- _Task requirements_: In the records below, work out how many lines hold the word "della". Report the number alone.

- _Record extracts_:

━━━━━━━━━━━━━━━━━━━━

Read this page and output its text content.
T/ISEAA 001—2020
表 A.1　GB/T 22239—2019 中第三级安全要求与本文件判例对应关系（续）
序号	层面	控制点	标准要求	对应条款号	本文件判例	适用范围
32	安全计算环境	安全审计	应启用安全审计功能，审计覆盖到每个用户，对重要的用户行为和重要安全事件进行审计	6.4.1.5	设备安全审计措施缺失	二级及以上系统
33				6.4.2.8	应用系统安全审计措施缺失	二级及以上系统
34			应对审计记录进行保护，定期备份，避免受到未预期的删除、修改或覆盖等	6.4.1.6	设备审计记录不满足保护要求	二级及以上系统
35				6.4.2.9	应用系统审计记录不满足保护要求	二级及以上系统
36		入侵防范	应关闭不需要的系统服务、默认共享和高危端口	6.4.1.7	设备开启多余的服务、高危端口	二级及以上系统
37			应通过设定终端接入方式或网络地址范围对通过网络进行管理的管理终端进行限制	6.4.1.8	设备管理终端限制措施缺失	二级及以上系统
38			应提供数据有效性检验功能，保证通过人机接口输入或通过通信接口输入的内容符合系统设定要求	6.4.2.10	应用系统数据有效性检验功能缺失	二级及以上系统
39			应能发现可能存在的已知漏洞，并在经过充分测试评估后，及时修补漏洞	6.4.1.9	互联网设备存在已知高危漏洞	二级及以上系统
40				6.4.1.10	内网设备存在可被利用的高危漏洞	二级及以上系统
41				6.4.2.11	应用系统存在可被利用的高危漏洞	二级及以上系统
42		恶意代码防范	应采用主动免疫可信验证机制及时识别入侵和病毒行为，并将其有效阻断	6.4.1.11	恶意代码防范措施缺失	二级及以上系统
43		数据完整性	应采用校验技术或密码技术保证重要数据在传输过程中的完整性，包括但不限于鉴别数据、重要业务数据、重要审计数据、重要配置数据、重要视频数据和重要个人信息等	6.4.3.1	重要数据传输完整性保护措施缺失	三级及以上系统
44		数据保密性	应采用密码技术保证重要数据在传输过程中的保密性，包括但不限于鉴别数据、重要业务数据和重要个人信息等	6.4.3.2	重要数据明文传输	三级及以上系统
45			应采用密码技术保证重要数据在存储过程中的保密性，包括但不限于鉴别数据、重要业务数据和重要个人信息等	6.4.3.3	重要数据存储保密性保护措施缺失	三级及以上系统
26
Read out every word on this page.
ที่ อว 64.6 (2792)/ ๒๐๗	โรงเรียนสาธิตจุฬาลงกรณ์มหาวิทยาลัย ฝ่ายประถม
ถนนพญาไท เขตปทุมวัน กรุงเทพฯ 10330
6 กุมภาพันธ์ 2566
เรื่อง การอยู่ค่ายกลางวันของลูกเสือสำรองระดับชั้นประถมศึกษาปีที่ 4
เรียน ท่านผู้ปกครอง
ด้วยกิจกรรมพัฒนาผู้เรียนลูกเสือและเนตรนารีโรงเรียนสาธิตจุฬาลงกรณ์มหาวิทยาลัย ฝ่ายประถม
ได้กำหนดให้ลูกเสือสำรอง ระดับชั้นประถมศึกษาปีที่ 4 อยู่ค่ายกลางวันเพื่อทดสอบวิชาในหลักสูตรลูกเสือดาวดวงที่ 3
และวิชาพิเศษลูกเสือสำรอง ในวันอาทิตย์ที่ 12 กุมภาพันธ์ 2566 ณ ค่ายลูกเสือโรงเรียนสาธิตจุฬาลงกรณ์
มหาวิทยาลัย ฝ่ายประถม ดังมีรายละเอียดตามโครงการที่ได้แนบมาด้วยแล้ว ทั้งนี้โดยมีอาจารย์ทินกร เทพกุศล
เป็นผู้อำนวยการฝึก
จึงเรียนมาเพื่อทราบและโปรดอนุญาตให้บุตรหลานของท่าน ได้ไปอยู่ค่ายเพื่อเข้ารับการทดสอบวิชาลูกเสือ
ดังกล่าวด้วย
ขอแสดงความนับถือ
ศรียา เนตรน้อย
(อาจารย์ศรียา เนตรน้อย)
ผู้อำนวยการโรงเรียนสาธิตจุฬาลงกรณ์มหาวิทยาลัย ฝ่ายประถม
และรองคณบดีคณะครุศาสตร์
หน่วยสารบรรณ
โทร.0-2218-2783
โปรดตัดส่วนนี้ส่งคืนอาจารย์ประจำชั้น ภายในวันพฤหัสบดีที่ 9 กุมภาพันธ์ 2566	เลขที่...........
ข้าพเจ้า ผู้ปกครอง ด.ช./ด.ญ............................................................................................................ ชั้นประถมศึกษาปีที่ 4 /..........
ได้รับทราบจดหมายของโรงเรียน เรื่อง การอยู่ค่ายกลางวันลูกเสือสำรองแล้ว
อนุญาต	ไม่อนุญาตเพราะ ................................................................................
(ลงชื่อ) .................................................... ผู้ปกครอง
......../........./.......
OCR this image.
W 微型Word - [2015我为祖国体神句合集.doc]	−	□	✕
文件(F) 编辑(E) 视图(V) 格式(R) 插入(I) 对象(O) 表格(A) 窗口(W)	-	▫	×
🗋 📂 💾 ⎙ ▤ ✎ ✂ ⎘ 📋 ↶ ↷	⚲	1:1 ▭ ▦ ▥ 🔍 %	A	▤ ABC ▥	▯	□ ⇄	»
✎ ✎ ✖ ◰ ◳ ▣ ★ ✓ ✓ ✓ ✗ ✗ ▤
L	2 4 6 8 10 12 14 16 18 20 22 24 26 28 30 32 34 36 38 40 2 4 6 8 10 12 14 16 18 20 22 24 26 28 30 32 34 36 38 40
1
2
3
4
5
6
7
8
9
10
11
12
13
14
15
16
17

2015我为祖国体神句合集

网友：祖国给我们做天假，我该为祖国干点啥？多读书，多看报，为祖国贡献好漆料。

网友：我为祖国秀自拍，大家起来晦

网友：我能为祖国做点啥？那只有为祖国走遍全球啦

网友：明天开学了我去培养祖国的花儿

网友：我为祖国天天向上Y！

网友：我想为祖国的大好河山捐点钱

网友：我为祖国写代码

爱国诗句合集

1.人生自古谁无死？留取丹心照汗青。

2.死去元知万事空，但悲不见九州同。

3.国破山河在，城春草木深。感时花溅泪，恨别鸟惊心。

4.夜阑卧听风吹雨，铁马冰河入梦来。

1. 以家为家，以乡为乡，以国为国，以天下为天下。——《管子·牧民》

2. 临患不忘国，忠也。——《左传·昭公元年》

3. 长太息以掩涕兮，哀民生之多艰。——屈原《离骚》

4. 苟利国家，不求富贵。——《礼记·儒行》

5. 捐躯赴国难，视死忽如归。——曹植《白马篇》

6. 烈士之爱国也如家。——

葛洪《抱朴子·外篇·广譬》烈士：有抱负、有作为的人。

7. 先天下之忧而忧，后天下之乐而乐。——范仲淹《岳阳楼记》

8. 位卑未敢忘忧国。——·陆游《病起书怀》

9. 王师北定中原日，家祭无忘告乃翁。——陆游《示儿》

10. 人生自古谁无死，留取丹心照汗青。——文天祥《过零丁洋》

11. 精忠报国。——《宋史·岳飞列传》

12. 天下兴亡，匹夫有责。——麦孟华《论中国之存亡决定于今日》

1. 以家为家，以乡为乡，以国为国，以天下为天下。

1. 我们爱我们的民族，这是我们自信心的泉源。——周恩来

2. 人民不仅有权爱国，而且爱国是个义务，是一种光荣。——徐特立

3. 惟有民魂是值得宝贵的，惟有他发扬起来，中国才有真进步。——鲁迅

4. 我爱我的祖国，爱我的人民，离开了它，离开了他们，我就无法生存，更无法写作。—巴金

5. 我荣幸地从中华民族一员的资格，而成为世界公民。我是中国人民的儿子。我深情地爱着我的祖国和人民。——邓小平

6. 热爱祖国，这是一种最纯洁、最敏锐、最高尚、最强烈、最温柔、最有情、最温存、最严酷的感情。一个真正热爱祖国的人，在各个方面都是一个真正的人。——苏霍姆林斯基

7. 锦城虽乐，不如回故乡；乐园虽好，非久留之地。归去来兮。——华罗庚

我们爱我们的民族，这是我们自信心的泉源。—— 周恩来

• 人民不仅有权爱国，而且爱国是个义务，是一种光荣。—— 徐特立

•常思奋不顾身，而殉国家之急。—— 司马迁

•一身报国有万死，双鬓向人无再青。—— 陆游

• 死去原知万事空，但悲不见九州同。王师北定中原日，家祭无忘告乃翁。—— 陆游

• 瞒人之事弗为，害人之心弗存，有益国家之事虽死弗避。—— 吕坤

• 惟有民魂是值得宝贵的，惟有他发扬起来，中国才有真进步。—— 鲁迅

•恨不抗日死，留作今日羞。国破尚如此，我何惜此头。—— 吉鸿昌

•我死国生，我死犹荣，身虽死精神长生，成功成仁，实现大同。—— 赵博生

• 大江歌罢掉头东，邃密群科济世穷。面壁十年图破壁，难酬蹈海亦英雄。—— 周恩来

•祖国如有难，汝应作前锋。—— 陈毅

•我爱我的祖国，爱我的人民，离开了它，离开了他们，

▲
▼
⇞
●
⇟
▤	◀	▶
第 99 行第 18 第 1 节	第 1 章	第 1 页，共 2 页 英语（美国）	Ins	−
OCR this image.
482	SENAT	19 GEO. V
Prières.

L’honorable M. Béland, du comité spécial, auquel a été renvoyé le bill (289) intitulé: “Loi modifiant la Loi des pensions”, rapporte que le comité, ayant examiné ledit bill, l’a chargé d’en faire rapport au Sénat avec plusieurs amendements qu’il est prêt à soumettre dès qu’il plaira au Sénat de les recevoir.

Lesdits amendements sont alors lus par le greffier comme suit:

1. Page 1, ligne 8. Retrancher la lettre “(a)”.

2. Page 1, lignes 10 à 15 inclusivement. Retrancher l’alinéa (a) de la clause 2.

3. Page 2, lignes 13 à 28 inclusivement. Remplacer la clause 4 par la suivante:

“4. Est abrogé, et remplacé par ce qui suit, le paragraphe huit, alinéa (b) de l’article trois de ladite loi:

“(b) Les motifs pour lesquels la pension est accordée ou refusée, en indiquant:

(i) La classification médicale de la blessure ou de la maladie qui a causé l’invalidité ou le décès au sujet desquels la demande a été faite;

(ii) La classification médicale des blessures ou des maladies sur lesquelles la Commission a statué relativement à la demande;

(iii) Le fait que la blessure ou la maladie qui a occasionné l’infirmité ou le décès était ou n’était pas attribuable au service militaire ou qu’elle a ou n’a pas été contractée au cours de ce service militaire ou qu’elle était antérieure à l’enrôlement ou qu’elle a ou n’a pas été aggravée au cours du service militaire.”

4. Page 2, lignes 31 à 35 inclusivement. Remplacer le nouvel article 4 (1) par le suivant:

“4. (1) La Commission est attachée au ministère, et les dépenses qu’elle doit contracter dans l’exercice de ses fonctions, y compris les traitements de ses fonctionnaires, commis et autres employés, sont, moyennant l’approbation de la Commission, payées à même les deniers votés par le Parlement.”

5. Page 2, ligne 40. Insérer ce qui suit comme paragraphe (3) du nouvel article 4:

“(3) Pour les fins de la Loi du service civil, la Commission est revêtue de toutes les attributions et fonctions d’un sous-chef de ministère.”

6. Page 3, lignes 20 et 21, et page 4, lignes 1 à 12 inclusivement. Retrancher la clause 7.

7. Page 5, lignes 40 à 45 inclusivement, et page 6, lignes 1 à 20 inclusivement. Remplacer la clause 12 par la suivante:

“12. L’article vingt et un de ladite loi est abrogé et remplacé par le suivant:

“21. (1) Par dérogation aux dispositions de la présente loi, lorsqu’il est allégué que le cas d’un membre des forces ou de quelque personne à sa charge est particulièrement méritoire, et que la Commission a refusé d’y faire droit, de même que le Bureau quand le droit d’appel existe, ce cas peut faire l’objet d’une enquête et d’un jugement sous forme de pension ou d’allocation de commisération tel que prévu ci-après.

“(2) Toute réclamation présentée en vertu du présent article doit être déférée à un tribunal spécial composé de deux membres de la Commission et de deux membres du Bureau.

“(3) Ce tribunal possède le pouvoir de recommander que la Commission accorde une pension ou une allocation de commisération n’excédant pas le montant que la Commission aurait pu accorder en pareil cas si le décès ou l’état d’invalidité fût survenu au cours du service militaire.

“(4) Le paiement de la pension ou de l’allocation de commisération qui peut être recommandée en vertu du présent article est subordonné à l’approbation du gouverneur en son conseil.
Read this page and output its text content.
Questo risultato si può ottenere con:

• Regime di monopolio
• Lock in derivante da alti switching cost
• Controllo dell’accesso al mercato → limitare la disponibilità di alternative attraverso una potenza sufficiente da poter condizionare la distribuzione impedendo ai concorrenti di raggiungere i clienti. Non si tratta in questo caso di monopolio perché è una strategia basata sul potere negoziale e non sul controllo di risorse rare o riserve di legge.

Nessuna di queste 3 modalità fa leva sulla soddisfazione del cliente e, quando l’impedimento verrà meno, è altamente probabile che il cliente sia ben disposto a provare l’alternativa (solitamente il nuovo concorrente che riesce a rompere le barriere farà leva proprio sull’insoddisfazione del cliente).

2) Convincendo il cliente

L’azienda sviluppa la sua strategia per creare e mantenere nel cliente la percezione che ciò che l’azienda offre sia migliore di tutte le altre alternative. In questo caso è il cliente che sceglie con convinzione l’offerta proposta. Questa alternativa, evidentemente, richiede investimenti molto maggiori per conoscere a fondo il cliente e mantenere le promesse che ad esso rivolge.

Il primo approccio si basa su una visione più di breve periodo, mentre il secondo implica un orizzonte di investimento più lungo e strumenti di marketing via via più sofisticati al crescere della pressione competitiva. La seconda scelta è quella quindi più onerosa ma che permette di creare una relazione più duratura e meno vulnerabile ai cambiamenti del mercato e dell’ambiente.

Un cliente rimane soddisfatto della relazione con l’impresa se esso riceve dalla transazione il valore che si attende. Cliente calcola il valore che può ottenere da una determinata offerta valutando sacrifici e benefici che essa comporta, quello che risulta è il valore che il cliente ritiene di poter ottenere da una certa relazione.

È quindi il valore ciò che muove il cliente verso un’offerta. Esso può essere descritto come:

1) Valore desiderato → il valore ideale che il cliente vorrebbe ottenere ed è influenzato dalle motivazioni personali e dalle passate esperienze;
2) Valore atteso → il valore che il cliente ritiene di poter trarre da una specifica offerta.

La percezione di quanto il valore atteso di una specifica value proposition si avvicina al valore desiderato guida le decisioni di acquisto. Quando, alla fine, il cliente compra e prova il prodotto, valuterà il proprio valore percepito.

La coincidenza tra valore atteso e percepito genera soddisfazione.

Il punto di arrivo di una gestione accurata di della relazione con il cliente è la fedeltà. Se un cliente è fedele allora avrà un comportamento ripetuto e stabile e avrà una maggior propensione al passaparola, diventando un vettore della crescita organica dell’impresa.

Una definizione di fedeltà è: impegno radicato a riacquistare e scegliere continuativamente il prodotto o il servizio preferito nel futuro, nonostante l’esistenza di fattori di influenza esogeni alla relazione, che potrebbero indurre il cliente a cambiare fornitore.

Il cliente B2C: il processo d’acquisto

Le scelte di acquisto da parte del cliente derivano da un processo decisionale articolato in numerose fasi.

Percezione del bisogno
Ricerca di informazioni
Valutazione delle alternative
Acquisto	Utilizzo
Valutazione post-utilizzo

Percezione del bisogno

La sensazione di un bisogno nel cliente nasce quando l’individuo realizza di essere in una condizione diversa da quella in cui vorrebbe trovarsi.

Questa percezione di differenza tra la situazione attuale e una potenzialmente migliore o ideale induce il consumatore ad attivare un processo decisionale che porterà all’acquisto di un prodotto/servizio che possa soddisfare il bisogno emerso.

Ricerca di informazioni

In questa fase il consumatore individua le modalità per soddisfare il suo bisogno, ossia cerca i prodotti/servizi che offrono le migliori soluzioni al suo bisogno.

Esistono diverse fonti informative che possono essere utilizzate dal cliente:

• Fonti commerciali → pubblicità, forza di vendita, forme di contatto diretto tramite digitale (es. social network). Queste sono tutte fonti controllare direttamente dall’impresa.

━━━━━━━━━━━━━━━━━━━━

- _Solution to this task_: 3